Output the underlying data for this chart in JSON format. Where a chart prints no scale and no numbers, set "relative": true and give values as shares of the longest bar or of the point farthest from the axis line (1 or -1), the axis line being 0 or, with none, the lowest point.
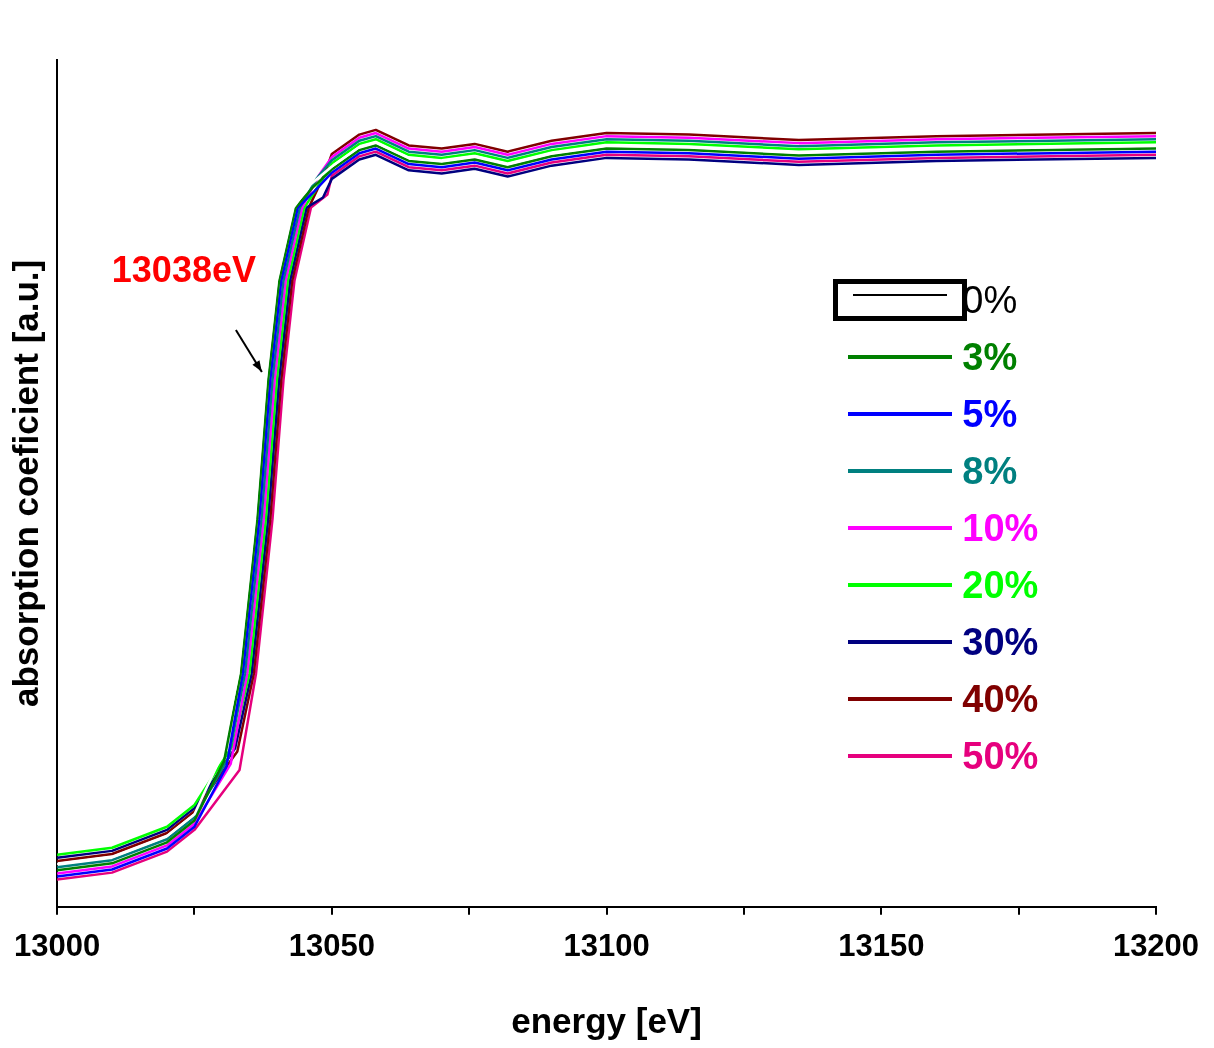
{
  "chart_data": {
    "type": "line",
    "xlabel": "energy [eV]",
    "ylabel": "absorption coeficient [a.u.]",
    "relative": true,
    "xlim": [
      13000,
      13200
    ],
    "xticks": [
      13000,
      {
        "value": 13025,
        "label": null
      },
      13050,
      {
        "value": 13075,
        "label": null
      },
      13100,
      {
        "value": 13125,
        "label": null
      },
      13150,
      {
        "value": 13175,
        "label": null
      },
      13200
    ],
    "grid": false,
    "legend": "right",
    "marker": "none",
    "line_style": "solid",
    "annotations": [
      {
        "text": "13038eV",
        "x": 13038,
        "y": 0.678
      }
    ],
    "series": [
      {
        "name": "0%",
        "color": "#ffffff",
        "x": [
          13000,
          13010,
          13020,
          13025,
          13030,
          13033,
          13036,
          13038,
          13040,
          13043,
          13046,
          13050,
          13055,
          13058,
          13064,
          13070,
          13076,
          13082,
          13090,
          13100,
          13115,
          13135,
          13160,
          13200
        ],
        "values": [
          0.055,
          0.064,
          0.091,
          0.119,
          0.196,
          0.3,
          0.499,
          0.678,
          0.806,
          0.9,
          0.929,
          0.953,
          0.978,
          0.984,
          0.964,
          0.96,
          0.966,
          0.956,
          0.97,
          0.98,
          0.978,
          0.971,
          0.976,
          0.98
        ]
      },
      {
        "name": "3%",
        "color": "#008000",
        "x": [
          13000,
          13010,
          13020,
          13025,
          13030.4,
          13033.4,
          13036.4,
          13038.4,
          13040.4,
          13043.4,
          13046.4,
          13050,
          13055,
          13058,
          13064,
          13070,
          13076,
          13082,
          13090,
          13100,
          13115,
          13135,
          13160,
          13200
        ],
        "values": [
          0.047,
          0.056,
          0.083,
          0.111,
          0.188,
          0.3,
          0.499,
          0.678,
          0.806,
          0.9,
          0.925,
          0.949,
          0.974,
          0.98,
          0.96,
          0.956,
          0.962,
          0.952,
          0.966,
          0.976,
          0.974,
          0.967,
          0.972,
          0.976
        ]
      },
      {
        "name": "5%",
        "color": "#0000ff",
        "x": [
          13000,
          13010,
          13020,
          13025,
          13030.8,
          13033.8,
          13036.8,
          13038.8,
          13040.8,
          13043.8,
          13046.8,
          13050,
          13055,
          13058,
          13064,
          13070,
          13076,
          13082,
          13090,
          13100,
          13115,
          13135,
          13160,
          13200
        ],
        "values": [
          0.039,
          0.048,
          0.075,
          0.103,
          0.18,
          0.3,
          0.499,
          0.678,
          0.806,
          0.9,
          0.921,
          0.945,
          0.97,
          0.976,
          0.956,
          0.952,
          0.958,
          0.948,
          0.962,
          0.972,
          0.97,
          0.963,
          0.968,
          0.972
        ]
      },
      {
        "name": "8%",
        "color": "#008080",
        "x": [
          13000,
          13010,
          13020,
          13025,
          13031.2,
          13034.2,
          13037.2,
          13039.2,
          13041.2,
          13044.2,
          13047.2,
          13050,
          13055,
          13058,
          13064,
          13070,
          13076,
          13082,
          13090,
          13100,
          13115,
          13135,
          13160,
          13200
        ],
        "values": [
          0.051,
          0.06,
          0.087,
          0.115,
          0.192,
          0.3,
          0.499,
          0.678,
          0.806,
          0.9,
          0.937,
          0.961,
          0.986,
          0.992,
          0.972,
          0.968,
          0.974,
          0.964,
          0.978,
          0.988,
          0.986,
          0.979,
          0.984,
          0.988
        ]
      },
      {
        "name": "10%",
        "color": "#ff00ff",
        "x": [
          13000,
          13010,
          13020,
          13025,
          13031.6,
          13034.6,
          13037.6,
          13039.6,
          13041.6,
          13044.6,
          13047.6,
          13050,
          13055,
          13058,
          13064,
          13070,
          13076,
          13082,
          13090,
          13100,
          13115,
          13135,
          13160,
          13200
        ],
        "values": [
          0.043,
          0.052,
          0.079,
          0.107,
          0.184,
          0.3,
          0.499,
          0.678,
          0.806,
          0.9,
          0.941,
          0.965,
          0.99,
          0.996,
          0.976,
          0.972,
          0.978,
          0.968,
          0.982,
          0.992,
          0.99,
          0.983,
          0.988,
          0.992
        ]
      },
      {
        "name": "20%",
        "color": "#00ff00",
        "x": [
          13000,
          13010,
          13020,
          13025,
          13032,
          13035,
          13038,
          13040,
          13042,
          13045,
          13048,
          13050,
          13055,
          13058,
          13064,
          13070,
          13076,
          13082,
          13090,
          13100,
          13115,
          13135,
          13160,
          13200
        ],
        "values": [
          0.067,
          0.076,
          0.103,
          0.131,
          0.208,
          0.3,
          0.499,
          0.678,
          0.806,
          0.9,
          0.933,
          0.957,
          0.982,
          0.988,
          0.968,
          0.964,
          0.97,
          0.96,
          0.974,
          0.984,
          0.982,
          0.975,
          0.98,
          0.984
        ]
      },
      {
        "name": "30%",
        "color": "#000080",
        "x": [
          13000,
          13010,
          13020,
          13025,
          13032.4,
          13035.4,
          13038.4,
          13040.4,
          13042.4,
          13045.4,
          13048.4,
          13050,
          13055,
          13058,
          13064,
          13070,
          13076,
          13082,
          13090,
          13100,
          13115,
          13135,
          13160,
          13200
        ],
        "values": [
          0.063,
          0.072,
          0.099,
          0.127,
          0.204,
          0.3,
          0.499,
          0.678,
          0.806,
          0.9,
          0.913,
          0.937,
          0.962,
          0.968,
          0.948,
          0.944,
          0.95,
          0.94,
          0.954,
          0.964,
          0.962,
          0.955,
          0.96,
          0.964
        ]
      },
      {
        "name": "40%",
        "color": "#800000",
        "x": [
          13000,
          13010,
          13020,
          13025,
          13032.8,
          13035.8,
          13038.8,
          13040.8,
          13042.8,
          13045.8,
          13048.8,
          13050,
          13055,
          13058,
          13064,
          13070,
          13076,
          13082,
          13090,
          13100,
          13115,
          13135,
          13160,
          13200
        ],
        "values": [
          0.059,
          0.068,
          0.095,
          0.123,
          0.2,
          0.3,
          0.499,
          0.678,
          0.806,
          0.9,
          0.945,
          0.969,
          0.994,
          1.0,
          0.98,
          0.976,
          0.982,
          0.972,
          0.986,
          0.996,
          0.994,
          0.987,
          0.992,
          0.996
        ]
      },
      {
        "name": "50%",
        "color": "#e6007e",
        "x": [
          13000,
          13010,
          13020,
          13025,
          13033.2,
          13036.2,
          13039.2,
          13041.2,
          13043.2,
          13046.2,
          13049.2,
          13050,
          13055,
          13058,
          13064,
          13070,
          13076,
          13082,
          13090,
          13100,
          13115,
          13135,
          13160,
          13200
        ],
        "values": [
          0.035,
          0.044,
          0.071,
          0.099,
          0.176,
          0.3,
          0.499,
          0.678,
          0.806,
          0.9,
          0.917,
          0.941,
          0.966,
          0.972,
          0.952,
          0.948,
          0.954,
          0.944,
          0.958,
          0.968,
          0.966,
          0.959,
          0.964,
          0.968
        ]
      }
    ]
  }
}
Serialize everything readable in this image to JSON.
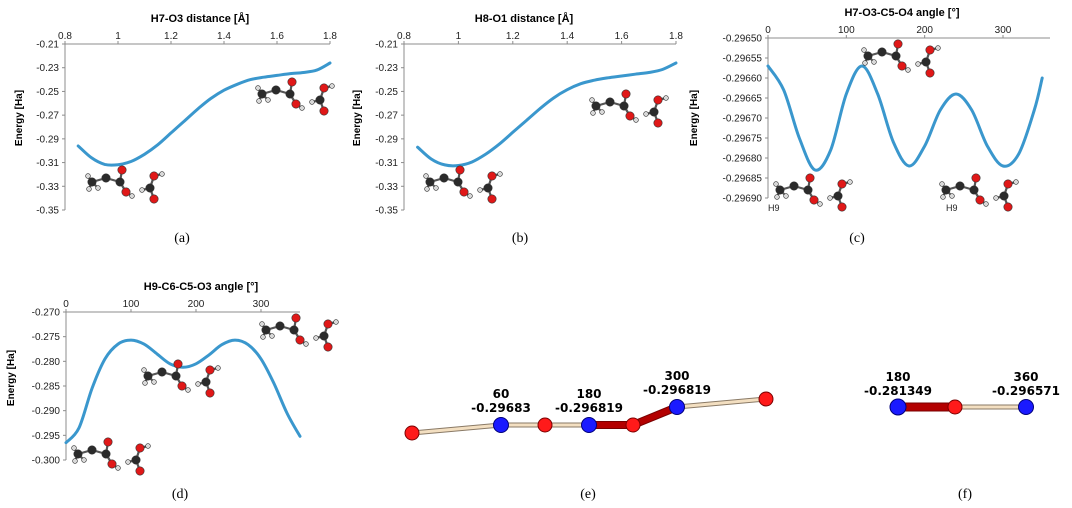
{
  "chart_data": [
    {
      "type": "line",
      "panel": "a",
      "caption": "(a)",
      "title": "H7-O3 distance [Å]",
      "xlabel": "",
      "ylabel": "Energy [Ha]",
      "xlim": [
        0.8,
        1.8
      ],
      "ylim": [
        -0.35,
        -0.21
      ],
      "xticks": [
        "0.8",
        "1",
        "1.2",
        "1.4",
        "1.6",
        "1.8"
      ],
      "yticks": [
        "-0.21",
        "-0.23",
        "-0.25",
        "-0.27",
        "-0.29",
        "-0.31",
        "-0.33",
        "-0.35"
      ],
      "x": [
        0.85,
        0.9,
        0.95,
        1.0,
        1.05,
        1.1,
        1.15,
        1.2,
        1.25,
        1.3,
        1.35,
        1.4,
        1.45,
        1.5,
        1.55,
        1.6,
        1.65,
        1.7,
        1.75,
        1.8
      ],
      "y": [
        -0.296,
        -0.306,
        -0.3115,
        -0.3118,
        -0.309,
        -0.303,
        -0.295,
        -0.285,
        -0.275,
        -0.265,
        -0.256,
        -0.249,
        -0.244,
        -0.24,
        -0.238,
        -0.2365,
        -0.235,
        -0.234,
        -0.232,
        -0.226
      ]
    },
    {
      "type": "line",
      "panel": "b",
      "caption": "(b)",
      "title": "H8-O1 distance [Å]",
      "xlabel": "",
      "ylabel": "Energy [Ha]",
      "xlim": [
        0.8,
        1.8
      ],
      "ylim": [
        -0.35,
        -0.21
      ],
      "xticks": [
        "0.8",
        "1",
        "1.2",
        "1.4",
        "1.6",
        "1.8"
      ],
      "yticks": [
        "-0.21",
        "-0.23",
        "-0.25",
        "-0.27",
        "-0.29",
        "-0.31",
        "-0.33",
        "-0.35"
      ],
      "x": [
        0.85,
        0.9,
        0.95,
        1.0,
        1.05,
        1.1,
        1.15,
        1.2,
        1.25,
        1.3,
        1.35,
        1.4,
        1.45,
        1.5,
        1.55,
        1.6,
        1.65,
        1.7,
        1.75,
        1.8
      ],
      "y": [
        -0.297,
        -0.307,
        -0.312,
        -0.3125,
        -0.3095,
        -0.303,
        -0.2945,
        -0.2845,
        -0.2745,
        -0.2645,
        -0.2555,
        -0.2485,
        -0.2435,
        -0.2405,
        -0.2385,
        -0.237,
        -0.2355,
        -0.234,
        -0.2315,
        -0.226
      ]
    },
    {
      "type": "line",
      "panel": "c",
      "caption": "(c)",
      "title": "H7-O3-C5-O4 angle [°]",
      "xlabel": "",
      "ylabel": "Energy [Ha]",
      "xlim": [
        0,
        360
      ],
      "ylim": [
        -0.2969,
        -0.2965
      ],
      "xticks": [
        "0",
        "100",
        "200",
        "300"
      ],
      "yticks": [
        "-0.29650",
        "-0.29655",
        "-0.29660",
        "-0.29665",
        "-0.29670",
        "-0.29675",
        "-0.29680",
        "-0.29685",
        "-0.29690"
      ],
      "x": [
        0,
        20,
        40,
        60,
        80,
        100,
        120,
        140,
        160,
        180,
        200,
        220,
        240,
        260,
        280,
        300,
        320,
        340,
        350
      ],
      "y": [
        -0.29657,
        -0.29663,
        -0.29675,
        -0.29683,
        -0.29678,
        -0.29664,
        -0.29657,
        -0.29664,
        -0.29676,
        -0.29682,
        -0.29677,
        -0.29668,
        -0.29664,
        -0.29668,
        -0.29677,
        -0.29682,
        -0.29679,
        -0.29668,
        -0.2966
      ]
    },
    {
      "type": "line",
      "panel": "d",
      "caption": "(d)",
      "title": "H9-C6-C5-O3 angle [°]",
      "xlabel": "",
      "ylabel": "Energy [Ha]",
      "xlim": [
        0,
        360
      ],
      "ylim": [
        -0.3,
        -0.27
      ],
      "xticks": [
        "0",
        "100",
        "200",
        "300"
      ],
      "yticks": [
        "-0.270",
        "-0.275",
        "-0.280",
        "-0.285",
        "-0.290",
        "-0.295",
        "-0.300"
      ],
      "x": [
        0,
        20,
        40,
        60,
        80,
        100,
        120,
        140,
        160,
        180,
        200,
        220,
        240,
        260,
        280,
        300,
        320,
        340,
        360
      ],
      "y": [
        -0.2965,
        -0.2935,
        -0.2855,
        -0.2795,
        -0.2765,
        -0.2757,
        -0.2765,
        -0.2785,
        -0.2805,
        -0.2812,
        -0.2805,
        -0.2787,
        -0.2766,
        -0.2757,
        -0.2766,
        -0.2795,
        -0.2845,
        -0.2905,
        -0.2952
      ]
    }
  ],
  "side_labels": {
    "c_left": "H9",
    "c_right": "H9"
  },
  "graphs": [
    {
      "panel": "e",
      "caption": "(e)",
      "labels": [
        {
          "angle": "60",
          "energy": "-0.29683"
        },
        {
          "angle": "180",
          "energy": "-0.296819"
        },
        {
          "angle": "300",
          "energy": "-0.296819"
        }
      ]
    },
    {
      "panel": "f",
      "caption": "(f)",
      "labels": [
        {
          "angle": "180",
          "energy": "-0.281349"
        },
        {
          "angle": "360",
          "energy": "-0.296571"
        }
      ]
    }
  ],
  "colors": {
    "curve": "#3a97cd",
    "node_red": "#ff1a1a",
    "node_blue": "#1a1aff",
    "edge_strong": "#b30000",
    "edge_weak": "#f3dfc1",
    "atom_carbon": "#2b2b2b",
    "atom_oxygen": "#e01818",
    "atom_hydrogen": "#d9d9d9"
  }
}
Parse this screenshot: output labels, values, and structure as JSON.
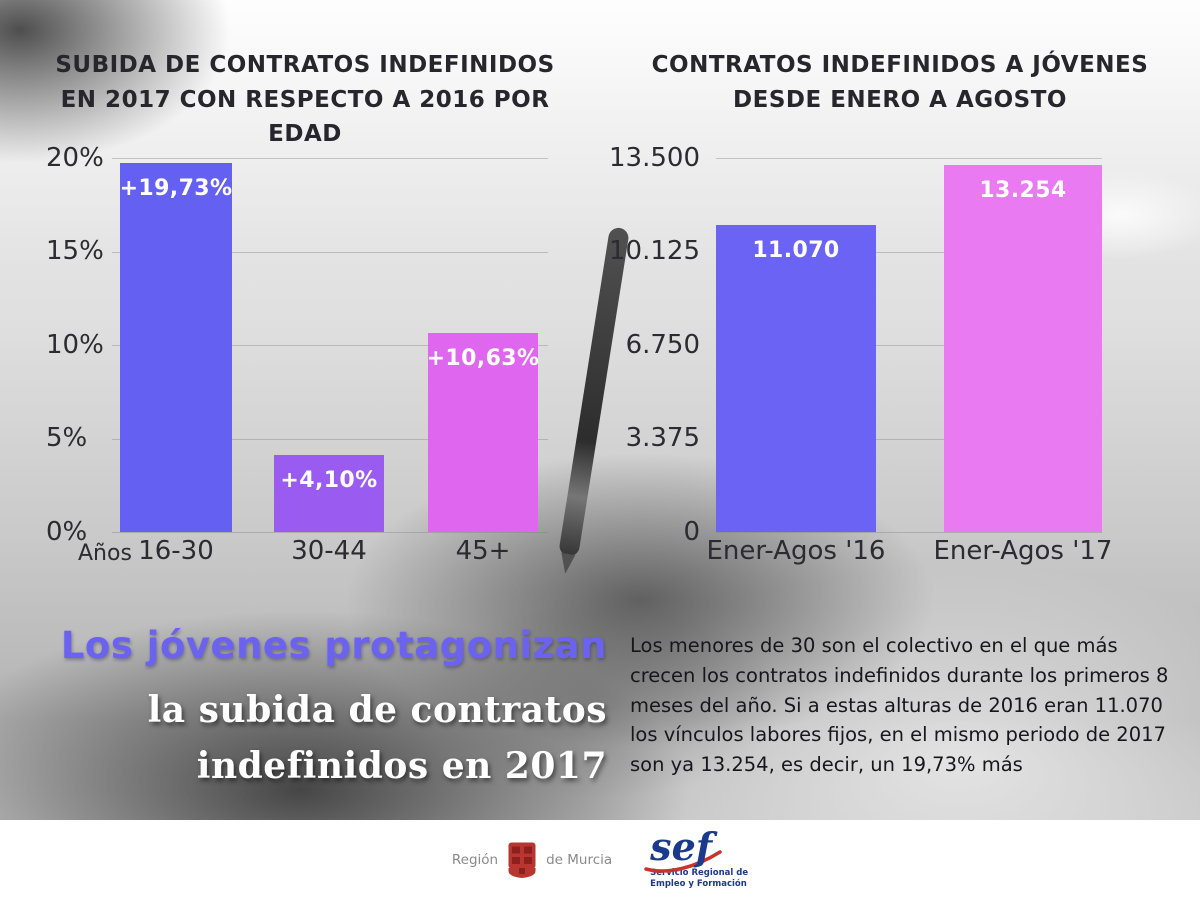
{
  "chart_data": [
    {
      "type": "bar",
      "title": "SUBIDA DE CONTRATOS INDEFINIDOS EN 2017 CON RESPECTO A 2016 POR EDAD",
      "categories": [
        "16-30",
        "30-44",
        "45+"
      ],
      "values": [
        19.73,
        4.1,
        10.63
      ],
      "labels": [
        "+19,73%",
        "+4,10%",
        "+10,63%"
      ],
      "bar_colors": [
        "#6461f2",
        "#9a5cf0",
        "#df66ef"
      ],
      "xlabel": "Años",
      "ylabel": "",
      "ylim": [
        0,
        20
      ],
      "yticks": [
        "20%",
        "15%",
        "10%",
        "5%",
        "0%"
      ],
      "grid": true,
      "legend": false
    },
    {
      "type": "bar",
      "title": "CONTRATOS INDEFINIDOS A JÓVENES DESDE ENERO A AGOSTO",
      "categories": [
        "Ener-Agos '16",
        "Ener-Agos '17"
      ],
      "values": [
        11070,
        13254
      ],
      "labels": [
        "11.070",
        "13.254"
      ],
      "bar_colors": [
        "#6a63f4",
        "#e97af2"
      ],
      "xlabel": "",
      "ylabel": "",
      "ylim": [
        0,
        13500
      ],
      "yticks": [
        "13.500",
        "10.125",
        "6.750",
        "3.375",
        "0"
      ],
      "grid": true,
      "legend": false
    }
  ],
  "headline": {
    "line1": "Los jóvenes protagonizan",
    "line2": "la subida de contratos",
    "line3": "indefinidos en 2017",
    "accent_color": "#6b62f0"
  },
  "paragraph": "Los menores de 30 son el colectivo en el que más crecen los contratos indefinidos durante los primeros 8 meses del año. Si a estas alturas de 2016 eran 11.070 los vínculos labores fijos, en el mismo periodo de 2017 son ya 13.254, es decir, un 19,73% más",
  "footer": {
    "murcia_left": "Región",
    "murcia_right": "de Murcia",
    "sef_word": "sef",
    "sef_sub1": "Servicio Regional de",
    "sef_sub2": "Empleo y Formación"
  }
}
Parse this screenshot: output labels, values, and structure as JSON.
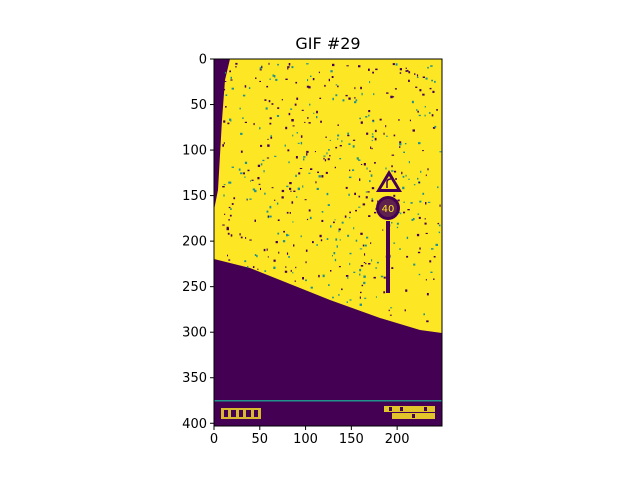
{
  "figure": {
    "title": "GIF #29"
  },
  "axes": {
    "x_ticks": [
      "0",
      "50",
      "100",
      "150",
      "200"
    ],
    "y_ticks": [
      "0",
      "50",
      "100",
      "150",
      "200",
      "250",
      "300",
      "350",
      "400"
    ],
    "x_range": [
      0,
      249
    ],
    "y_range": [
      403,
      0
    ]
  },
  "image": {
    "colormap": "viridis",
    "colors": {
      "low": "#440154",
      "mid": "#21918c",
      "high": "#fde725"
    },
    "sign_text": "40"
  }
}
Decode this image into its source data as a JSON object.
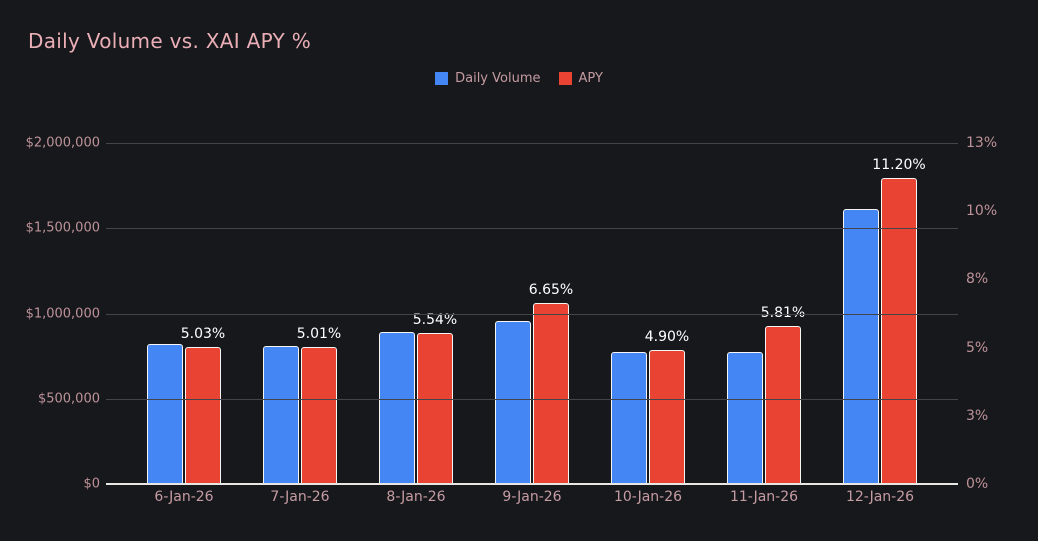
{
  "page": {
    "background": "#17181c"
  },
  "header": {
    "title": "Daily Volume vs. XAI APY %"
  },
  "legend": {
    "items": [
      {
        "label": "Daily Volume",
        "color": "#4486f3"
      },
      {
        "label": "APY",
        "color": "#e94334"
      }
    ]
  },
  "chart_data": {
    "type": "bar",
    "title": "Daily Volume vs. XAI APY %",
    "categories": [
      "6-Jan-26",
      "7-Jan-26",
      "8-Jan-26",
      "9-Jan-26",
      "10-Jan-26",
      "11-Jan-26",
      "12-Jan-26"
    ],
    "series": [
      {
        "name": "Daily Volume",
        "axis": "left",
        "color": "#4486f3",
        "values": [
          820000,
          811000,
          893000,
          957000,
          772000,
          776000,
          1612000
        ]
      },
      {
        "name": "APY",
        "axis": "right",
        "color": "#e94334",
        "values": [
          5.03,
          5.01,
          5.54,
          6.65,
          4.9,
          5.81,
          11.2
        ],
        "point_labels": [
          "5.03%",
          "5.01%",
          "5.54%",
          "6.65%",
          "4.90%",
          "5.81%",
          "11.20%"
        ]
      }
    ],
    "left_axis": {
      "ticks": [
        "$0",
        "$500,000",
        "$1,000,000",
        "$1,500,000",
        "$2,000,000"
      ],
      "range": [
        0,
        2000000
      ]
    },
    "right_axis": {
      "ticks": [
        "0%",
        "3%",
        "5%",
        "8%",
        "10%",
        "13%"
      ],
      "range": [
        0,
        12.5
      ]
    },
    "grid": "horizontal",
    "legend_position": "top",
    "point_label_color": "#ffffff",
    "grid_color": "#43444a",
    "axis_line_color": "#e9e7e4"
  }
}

What this task involves
Which lines above contain "caption"? Show each of them.

Answer below
      "caption": "(a)",
      "caption": "(b)",
      "caption": "(c)",
      "caption": "(d)",
      "caption": "(e)",
      "caption": "(f)",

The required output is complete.